-- Begin Extracted information --

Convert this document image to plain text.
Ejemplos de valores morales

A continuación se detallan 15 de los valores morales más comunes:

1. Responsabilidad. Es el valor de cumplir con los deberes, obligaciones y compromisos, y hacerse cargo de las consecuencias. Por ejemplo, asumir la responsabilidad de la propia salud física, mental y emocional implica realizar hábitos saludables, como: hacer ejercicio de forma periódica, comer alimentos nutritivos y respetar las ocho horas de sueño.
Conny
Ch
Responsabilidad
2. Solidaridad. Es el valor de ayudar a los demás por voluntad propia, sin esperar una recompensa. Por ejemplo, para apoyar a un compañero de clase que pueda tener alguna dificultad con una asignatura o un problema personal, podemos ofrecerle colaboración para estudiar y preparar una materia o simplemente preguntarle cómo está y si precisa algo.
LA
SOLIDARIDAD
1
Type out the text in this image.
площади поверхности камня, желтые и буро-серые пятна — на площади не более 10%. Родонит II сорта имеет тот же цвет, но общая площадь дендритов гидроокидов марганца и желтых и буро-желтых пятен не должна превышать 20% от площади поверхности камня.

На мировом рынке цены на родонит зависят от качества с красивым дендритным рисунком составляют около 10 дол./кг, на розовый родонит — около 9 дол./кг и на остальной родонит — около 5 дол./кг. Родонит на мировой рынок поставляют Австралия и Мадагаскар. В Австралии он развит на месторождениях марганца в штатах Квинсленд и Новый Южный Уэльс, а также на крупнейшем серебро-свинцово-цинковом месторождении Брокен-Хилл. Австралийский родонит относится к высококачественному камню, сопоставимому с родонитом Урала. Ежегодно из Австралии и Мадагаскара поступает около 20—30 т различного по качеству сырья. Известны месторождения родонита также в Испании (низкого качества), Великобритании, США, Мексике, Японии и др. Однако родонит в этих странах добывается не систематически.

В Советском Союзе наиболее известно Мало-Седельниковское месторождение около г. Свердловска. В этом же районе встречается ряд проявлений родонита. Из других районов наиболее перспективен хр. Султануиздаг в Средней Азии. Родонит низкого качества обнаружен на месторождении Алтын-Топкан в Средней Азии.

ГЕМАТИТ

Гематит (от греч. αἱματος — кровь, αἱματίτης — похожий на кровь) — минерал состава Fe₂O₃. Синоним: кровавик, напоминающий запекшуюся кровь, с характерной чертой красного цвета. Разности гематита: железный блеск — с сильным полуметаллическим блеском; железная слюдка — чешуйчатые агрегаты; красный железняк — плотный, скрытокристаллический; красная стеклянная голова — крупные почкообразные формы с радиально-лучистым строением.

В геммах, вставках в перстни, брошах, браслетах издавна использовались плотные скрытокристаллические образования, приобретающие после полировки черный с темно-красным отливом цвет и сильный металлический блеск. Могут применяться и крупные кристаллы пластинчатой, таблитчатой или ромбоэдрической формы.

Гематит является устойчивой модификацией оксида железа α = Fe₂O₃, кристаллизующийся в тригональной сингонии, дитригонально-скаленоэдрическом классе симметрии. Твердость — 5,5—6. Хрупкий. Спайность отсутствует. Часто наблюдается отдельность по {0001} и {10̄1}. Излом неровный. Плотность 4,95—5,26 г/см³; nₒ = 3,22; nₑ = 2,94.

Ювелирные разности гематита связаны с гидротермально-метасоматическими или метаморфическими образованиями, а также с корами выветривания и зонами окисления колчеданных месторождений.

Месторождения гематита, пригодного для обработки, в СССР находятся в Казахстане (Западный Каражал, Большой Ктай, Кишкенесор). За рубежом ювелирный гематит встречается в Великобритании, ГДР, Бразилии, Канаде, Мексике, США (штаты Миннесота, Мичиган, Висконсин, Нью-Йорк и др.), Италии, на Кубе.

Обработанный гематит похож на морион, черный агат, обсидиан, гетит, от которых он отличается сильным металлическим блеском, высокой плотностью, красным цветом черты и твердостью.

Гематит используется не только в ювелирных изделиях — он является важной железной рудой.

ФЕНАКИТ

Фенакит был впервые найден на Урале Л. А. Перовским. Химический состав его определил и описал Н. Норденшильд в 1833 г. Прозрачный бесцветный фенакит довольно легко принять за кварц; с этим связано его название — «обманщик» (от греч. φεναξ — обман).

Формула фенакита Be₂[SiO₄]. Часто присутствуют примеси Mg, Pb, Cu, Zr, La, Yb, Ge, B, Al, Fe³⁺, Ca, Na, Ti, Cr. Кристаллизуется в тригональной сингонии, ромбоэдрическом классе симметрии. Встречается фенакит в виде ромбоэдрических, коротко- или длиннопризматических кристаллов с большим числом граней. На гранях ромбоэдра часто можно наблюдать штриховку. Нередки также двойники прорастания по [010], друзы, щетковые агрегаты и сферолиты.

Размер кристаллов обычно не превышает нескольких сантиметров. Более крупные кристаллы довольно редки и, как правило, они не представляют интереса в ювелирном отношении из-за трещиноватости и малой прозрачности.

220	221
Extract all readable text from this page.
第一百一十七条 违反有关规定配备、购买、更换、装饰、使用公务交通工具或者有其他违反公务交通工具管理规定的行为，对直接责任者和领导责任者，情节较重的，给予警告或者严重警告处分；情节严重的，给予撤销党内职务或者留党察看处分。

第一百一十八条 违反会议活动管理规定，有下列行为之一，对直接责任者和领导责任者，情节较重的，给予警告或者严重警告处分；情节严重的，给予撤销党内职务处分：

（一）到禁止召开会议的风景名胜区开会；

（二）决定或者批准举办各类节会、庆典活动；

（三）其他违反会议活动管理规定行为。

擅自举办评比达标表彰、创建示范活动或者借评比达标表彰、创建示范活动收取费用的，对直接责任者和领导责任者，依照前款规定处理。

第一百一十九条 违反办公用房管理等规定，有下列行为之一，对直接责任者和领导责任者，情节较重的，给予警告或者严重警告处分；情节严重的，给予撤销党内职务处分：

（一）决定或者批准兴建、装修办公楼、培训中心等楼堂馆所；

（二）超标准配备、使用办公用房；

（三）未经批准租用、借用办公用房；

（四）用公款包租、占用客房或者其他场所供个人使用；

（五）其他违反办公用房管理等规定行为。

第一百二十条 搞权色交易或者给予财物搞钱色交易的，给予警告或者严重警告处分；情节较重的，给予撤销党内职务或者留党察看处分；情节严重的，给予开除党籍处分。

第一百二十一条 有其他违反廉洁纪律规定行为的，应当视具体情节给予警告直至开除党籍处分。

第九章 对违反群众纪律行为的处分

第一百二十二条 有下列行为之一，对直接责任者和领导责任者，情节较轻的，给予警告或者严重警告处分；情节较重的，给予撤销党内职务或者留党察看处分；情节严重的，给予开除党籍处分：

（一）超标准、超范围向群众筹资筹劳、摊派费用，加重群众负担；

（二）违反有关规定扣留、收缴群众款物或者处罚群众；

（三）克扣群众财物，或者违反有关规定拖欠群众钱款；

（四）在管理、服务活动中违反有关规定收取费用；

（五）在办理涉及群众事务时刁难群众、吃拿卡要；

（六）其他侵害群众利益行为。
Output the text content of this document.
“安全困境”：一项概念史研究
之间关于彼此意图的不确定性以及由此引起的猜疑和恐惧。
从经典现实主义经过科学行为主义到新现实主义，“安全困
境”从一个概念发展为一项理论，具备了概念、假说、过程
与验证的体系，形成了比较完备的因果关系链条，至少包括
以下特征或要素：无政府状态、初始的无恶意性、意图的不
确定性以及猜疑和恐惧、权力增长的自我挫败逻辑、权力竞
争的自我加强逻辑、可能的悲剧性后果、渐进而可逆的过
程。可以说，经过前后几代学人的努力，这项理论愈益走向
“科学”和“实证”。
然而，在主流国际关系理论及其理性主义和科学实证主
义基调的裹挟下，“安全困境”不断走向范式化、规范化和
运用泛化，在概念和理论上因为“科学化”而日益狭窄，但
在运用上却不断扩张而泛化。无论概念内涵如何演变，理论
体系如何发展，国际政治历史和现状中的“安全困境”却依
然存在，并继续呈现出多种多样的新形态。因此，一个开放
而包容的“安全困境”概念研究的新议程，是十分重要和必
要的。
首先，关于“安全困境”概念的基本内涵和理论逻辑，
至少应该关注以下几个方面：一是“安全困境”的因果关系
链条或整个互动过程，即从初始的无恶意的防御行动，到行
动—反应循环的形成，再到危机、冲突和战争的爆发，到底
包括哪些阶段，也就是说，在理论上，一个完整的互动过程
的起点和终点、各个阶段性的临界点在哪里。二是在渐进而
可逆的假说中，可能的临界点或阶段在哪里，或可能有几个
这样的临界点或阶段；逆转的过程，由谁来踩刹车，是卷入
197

-- End Extracted information --

▶ Goal
Look for the word "классе" in every line of the listing and copy the lines that have it.

▶ Answer for this exercise
Гематит является устойчивой модификацией оксида железа α = Fe₂O₃, кристаллизующийся в тригональной сингонии, дитригонально-скаленоэдрическом классе симметрии. Твердость — 5,5—6. Хрупкий. Спайность отсутствует. Часто наблюдается отдельность по {0001} и {10̄1}. Излом неровный. Плотность 4,95—5,26 г/см³; nₒ = 3,22; nₑ = 2,94.
Формула фенакита Be₂[SiO₄]. Часто присутствуют примеси Mg, Pb, Cu, Zr, La, Yb, Ge, B, Al, Fe³⁺, Ca, Na, Ti, Cr. Кристаллизуется в тригональной сингонии, ромбоэдрическом классе симметрии. Встречается фенакит в виде ромбоэдрических, коротко- или длиннопризматических кристаллов с большим числом граней. На гранях ромбоэдра часто можно наблюдать штриховку. Нередки также двойники прорастания по [010], друзы, щетковые агрегаты и сферолиты.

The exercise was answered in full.